- Exercise brief: Search the material for the string "Version", then report how many lines hold it, with no other text.

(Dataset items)
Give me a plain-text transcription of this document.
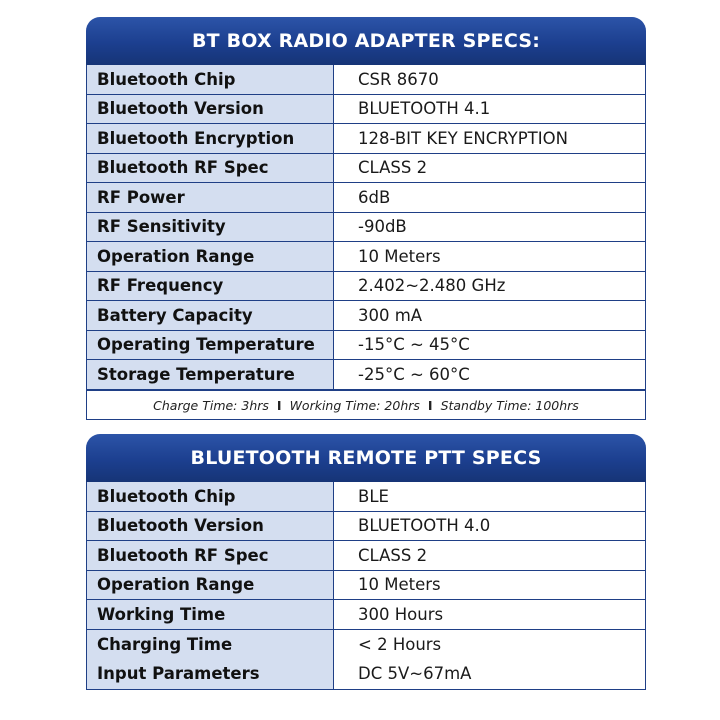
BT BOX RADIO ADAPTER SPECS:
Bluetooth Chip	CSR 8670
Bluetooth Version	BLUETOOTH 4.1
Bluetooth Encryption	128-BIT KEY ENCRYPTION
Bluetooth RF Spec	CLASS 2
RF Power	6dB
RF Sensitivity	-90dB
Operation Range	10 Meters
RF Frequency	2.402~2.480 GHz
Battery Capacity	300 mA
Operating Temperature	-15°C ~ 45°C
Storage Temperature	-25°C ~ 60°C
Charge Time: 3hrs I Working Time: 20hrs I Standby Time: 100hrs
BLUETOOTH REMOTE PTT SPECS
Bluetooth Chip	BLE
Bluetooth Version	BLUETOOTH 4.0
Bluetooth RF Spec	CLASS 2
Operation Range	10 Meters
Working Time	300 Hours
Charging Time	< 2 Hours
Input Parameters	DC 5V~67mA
==
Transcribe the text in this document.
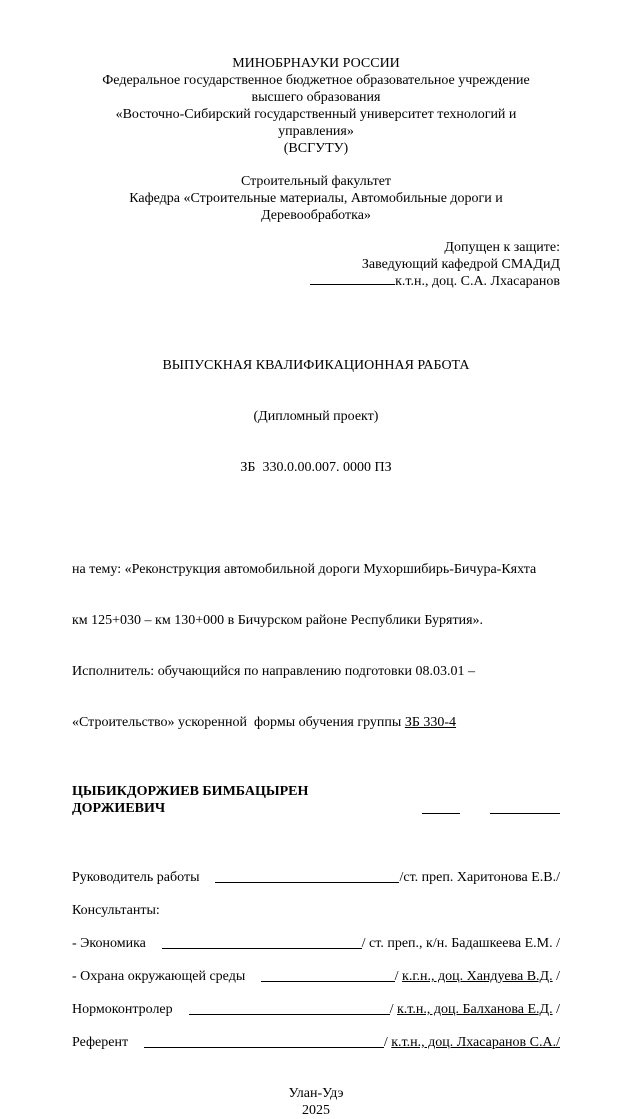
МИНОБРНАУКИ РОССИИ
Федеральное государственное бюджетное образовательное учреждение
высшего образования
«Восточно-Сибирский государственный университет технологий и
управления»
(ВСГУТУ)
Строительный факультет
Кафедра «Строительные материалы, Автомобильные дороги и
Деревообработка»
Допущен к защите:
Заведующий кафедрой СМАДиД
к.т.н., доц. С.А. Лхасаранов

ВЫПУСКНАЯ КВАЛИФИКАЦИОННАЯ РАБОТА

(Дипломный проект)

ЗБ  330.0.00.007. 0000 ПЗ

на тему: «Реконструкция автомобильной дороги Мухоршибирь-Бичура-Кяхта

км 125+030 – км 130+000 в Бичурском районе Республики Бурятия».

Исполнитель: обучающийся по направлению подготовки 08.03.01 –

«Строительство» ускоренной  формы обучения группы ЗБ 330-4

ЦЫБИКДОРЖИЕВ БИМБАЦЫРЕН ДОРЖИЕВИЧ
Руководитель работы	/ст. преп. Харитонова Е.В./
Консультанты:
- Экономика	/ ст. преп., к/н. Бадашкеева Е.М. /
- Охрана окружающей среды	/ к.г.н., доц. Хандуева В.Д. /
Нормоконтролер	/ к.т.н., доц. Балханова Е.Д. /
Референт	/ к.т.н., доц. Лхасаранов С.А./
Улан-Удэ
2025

- Answer: 2